BRIEF 1:
Answer these questions from the text on NOCS coordinate prediction.
(a) How many losses did the authors compute for a symmetric object before selecting the smallest?
(b) Roughly how many images does training Mask-RCNN require?
(c) What is the full name of the new data generation method the authors introduce?

GIVEN TEXT:
==================================================

Fig. 4, He Wang, Srinath Sridhar, Jingwei Huang, Julien Valentin, Shuran Song, Leonidas J. Guibas, Normalized Object Coordinate Space for Category-Level 6D Object Pose and Size Estimation, CVPR


The NOCS coordinates prediction problem can be considered as either regression or classification task. For regression, NOCS coordinates are directly predicted, but in practice this way of predicting them is quite unstable. Instead, authors split the coordinate space along each of the axis in a certain number of bins. After that each pixel is classified i.e. referred to one of the bins. Experiments with both of the approaches can be seen in the later chapter.

Additionally, NOCS map loss for symmetric objects was higher when they were rotated, although the shape was originally the same. For that the authors computed 6 losses for the same object but rotated in 6 different degrees and selected the smallest one. Number of degrees was computed empirically.

Here how NOCS map prediction and 6D estimation pose look like:


Fig. 5, He Wang, Srinath Sridhar, Jingwei Huang, Julien Valentin, Shuran Song, Leonidas J. Guibas, Normalized Object Coordinate Space for Category-Level 6D Object Pose and Size Estimation, CVPR


Dataset

Training Mask-RCNN requires around 250000 images. Considering even larger number of parameters due to additional 6D head and different backbone for feature extractors, there should be lots of data for training. Existing datasets such as NYU v2[14] and SUNRGB-D[15] have important limitations. Particularly, they do not contain ground truth annotation for translation and NOCS maps and they mainly focus on large objects.

The authors introduce the new method for data generation - Context Aware Mixed Reality Approach or just CAMERA. This approach consists of several steps.

==================================================

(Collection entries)
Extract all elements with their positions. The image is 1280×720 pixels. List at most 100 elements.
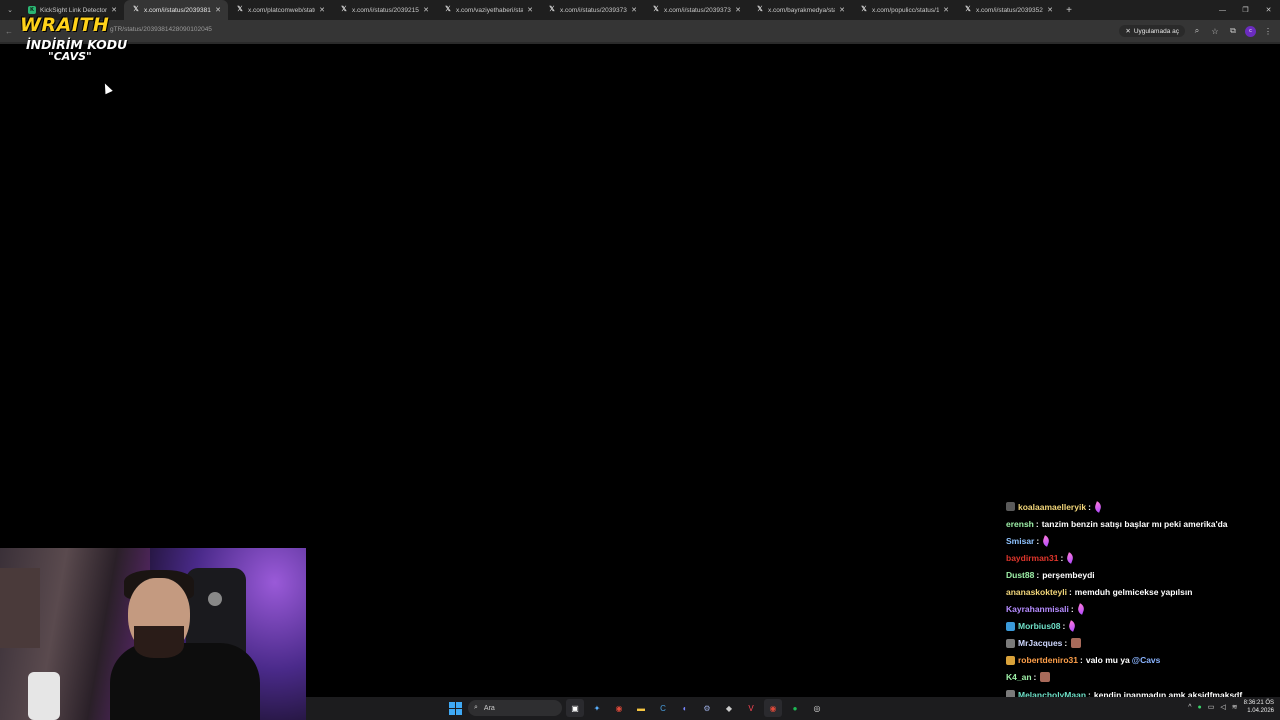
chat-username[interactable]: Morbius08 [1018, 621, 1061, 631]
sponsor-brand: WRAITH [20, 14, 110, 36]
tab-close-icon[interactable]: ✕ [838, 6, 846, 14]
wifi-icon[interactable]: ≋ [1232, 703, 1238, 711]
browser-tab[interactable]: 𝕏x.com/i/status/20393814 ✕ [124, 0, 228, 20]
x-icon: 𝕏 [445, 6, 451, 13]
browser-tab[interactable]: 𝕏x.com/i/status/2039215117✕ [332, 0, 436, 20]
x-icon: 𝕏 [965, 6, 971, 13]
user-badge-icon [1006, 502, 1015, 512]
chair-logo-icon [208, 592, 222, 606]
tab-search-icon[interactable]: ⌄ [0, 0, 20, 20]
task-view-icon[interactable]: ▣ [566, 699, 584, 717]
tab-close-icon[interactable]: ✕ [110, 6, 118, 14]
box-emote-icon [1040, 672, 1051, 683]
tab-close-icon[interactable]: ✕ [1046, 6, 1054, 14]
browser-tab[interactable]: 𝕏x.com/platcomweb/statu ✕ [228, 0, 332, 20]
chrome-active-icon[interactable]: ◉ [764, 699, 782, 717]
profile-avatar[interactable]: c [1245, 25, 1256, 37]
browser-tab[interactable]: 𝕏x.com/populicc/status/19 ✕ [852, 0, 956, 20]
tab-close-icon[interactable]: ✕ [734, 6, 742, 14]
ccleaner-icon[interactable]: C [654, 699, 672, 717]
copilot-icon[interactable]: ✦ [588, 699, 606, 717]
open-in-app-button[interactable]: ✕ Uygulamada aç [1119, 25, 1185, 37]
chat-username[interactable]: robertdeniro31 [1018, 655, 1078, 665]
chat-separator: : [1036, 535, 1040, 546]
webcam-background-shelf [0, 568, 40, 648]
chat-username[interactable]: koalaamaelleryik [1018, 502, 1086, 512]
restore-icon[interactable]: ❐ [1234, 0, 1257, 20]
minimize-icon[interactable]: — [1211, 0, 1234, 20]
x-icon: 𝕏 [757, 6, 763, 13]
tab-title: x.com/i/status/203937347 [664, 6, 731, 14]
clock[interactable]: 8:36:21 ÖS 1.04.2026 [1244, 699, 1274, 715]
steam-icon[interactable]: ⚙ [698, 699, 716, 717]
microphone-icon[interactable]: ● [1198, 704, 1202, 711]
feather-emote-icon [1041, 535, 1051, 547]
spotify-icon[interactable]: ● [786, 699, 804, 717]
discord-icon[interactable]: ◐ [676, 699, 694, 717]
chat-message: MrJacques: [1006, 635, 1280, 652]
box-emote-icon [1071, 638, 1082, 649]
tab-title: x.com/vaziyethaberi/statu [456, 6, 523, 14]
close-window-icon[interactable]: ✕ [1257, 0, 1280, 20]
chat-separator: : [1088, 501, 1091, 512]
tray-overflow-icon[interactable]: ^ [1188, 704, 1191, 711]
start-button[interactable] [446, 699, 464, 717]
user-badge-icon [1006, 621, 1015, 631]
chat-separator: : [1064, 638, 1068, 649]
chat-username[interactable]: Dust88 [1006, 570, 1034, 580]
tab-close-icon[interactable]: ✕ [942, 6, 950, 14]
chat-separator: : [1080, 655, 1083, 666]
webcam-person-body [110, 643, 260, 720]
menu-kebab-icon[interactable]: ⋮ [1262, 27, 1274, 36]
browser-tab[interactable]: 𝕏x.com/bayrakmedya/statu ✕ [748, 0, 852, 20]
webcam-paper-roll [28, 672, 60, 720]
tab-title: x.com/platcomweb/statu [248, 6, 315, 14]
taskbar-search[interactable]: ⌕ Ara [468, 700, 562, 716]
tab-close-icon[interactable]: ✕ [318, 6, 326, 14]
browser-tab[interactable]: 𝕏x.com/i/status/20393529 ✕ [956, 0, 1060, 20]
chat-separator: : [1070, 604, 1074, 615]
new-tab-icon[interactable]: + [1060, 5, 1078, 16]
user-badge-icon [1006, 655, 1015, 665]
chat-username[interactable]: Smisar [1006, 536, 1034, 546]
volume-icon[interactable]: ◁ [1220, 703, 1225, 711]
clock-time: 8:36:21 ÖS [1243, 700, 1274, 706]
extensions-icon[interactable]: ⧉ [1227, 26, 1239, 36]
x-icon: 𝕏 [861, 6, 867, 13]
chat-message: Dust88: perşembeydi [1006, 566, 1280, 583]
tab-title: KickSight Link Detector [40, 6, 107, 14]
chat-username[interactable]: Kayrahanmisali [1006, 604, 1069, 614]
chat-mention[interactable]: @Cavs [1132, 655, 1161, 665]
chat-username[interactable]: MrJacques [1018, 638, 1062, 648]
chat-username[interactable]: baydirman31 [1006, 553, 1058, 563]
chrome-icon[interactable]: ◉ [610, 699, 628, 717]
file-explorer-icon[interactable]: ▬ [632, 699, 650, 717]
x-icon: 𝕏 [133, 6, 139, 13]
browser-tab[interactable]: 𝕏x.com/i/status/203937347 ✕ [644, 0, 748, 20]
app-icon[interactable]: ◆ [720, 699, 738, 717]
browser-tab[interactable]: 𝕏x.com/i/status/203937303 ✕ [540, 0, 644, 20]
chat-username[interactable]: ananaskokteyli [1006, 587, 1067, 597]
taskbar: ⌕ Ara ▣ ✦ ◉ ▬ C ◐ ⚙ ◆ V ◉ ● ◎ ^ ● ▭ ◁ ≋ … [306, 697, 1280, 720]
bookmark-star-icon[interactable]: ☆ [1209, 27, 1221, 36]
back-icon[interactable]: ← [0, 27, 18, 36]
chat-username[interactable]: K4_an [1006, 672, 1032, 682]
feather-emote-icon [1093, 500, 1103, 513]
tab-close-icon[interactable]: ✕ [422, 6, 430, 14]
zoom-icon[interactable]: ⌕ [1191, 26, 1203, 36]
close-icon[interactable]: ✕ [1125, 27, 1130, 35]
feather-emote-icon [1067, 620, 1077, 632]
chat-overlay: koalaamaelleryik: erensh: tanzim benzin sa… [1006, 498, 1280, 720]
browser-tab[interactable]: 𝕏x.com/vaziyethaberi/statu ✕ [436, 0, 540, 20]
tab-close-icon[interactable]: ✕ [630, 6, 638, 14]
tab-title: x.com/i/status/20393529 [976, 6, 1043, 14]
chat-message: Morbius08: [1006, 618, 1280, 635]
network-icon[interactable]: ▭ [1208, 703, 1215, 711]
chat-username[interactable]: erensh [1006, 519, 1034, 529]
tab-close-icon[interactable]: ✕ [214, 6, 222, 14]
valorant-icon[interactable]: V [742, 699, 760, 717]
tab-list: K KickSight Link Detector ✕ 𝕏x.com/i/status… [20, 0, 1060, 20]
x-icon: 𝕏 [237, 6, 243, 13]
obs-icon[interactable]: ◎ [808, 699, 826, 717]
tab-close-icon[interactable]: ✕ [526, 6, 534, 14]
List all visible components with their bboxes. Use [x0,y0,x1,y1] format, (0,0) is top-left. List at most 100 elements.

==================================================

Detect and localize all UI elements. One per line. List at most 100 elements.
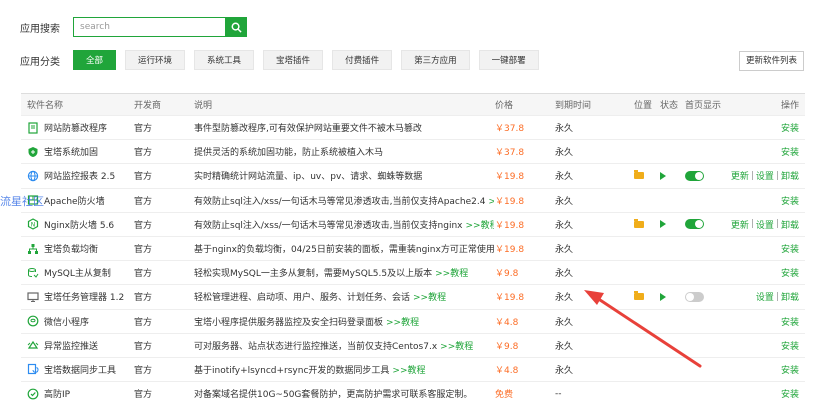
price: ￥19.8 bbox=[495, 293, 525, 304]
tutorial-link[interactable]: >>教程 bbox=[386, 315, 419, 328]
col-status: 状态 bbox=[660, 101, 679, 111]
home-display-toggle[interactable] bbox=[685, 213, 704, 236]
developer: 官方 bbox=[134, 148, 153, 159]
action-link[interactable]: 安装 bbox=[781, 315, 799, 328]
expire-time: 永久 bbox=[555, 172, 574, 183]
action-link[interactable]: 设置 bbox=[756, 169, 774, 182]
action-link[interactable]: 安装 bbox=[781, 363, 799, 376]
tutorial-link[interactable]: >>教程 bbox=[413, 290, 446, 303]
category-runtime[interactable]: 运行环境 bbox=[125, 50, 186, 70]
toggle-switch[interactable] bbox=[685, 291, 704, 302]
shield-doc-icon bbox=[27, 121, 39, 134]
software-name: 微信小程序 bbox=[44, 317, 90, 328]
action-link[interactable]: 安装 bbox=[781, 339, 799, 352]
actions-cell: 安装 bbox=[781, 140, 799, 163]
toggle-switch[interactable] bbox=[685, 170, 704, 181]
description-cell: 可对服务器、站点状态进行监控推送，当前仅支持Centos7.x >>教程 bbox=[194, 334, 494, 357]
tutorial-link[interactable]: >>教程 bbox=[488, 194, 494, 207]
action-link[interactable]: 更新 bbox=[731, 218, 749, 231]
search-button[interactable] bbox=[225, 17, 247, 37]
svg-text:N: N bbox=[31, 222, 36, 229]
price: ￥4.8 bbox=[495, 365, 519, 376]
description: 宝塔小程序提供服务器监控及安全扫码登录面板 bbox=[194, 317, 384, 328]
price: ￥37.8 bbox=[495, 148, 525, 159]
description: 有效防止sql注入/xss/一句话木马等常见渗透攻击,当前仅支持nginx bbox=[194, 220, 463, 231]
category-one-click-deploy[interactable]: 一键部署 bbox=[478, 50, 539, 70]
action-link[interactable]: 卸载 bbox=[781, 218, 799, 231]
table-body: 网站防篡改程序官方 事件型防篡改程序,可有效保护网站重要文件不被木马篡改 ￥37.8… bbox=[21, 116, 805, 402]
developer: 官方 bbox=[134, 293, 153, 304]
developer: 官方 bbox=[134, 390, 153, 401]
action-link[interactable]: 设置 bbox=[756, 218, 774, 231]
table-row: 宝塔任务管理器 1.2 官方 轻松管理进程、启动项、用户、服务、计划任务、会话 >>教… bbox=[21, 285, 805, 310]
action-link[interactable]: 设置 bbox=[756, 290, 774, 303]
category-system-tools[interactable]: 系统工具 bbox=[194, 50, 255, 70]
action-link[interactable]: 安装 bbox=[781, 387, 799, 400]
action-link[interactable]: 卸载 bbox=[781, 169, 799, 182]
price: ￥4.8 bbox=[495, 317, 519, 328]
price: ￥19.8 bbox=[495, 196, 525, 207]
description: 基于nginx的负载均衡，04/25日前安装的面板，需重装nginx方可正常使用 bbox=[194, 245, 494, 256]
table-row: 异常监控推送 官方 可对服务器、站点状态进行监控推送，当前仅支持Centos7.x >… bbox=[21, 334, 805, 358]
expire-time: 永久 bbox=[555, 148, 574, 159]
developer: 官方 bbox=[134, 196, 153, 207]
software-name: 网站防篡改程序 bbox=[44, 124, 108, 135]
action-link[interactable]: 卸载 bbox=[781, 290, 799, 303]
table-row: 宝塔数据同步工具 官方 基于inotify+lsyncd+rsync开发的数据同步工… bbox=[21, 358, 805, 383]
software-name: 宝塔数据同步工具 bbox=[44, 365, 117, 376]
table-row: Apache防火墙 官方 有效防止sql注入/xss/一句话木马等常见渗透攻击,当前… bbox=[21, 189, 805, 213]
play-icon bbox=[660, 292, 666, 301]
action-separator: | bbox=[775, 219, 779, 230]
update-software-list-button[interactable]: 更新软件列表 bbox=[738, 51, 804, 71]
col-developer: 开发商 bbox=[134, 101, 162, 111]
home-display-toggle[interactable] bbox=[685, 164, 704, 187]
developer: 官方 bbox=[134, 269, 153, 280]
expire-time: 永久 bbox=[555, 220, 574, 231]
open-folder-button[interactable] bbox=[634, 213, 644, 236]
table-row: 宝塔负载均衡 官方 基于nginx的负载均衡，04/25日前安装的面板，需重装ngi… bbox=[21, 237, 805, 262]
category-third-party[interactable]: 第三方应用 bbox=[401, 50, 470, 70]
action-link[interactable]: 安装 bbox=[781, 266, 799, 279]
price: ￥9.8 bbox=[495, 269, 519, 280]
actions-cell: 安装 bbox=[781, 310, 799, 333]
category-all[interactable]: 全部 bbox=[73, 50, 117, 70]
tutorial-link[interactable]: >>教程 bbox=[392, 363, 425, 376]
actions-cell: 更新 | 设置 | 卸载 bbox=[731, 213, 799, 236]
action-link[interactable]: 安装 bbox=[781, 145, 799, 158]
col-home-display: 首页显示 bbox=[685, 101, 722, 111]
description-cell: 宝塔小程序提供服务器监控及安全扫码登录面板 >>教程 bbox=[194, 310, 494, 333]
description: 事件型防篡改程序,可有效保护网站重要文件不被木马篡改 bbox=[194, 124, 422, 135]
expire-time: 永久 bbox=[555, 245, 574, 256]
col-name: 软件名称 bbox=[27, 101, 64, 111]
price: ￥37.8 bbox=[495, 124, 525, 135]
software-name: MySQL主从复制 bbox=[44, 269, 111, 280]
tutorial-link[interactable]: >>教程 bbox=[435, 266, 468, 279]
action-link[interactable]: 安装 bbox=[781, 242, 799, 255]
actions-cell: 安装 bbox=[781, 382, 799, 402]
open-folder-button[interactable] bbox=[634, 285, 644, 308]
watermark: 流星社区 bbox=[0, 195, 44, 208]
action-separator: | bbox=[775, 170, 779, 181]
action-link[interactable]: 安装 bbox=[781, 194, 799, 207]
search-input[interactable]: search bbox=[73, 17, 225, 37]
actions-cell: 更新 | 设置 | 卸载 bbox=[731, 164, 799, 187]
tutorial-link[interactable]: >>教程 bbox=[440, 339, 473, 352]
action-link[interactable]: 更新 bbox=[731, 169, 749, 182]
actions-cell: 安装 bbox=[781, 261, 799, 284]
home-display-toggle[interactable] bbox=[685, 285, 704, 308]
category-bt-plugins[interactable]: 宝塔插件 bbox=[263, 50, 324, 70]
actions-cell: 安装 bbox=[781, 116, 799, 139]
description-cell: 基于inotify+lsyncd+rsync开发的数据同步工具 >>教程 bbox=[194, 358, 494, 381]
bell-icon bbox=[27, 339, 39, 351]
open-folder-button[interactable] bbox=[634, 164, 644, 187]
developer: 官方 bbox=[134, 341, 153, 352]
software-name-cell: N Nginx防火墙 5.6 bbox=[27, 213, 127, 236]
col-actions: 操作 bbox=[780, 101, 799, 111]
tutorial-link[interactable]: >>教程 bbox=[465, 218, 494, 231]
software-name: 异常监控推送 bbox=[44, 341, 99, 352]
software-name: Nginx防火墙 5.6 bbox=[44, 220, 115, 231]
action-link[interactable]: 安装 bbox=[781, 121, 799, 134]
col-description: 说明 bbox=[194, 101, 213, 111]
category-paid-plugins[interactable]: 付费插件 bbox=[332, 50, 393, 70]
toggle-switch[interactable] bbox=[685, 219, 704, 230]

==================================================

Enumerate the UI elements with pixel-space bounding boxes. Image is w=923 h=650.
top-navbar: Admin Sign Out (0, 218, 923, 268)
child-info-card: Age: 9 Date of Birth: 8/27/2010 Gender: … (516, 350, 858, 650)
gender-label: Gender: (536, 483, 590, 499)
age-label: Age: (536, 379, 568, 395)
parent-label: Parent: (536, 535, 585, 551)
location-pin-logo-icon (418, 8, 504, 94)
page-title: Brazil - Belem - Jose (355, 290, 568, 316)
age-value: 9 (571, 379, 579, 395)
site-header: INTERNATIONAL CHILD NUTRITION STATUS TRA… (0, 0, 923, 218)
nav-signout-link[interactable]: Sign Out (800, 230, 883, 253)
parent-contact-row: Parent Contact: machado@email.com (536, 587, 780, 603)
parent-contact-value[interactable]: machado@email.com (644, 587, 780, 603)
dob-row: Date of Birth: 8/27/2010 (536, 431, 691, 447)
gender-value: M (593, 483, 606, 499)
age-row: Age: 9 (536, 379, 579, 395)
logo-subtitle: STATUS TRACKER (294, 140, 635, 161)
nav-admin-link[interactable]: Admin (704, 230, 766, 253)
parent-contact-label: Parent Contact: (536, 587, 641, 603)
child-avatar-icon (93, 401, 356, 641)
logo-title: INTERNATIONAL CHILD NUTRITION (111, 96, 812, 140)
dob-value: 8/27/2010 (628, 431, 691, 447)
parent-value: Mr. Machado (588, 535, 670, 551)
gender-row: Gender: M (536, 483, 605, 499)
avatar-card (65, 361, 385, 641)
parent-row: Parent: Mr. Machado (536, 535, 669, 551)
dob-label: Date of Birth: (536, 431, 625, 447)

==================================================

BRIEF 2:
Copy out the part of the records that opens with the line containing "Enumerate the UI" and closes with the line containing "logo-title: INTERNATIONAL CHILD", both lines included.

RESPONSE 1:
(a) Six.
(b) Around 250000.
(c) Context Aware Mixed Reality Approach (CAMERA).

RESPONSE 2:
Enumerate the UI elements with pixel-space bounding boxes. Image is w=923 h=650.
top-navbar: Admin Sign Out (0, 218, 923, 268)
child-info-card: Age: 9 Date of Birth: 8/27/2010 Gender: … (516, 350, 858, 650)
gender-label: Gender: (536, 483, 590, 499)
age-label: Age: (536, 379, 568, 395)
parent-label: Parent: (536, 535, 585, 551)
location-pin-logo-icon (418, 8, 504, 94)
page-title: Brazil - Belem - Jose (355, 290, 568, 316)
age-value: 9 (571, 379, 579, 395)
site-header: INTERNATIONAL CHILD NUTRITION STATUS TRA… (0, 0, 923, 218)
nav-signout-link[interactable]: Sign Out (800, 230, 883, 253)
parent-contact-row: Parent Contact: machado@email.com (536, 587, 780, 603)
parent-contact-value[interactable]: machado@email.com (644, 587, 780, 603)
dob-row: Date of Birth: 8/27/2010 (536, 431, 691, 447)
gender-value: M (593, 483, 606, 499)
age-row: Age: 9 (536, 379, 579, 395)
logo-subtitle: STATUS TRACKER (294, 140, 635, 161)
nav-admin-link[interactable]: Admin (704, 230, 766, 253)
parent-contact-label: Parent Contact: (536, 587, 641, 603)
child-avatar-icon (93, 401, 356, 641)
logo-title: INTERNATIONAL CHILD NUTRITION (111, 96, 812, 140)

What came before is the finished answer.